» **ENTRIES**
________________________________________

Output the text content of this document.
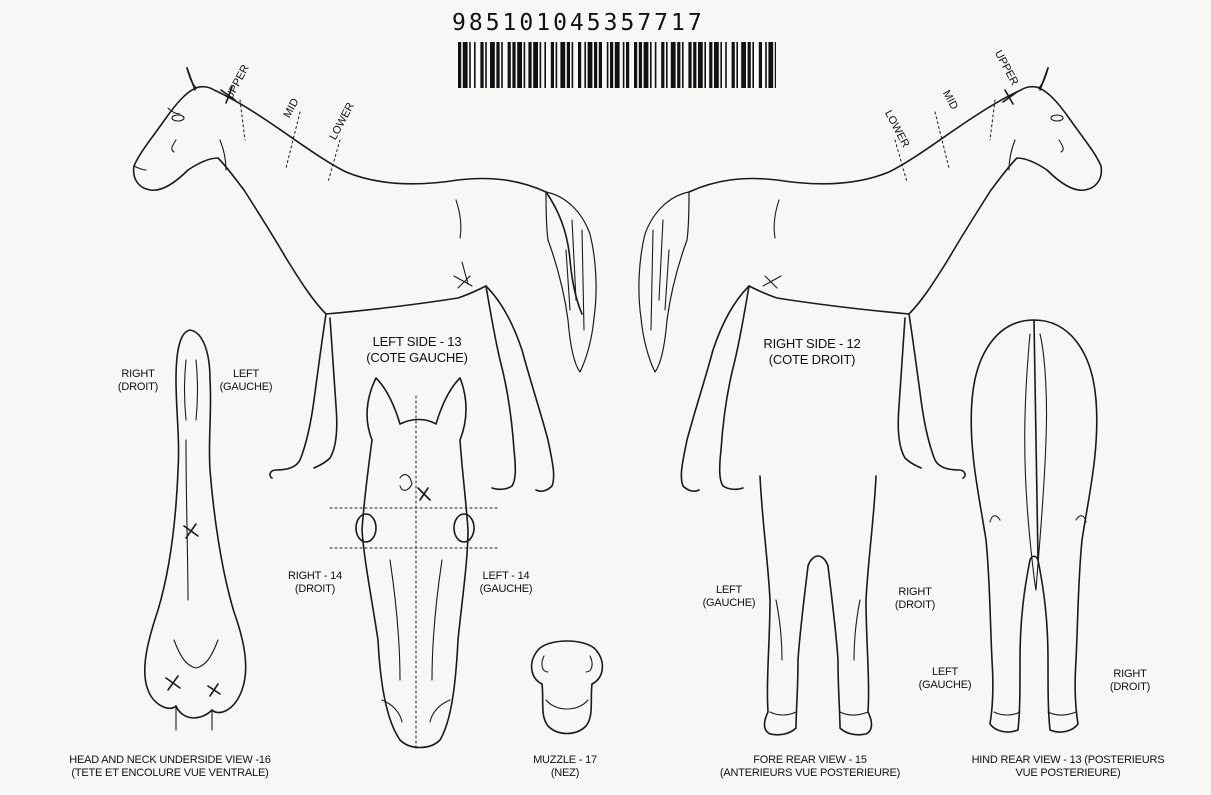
985101045357717
UPPER
MID LOWER
UPPER
MID
LOWER
LEFT SIDE - 13
(COTE GAUCHE)
RIGHT SIDE - 12
(COTE DROIT)
RIGHT
(DROIT)
LEFT
(GAUCHE)
HEAD AND NECK UNDERSIDE VIEW -16
(TETE ET ENCOLURE VUE VENTRALE)
RIGHT - 14
(DROIT)
LEFT - 14
(GAUCHE)
MUZZLE - 17
(NEZ)
LEFT
(GAUCHE)
RIGHT
(DROIT)
FORE REAR VIEW - 15
(ANTERIEURS VUE POSTERIEURE)
LEFT
(GAUCHE)
RIGHT
(DROIT)
HIND REAR VIEW - 13 (POSTERIEURS
VUE POSTERIEURE)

________________________________________

» **YOUR GOAL**
All of the data needs repeating exactly, but the pictures do not.

» **CORRECT RESPONSE**
Output the text content of this document.
985101045357717
UPPER
MID LOWER
UPPER
MID
LOWER
LEFT SIDE - 13
(COTE GAUCHE)
RIGHT SIDE - 12
(COTE DROIT)
RIGHT
(DROIT)
LEFT
(GAUCHE)
HEAD AND NECK UNDERSIDE VIEW -16
(TETE ET ENCOLURE VUE VENTRALE)
RIGHT - 14
(DROIT)
LEFT - 14
(GAUCHE)
MUZZLE - 17
(NEZ)
LEFT
(GAUCHE)
RIGHT
(DROIT)
FORE REAR VIEW - 15
(ANTERIEURS VUE POSTERIEURE)
LEFT
(GAUCHE)
RIGHT
(DROIT)
HIND REAR VIEW - 13 (POSTERIEURS
VUE POSTERIEURE)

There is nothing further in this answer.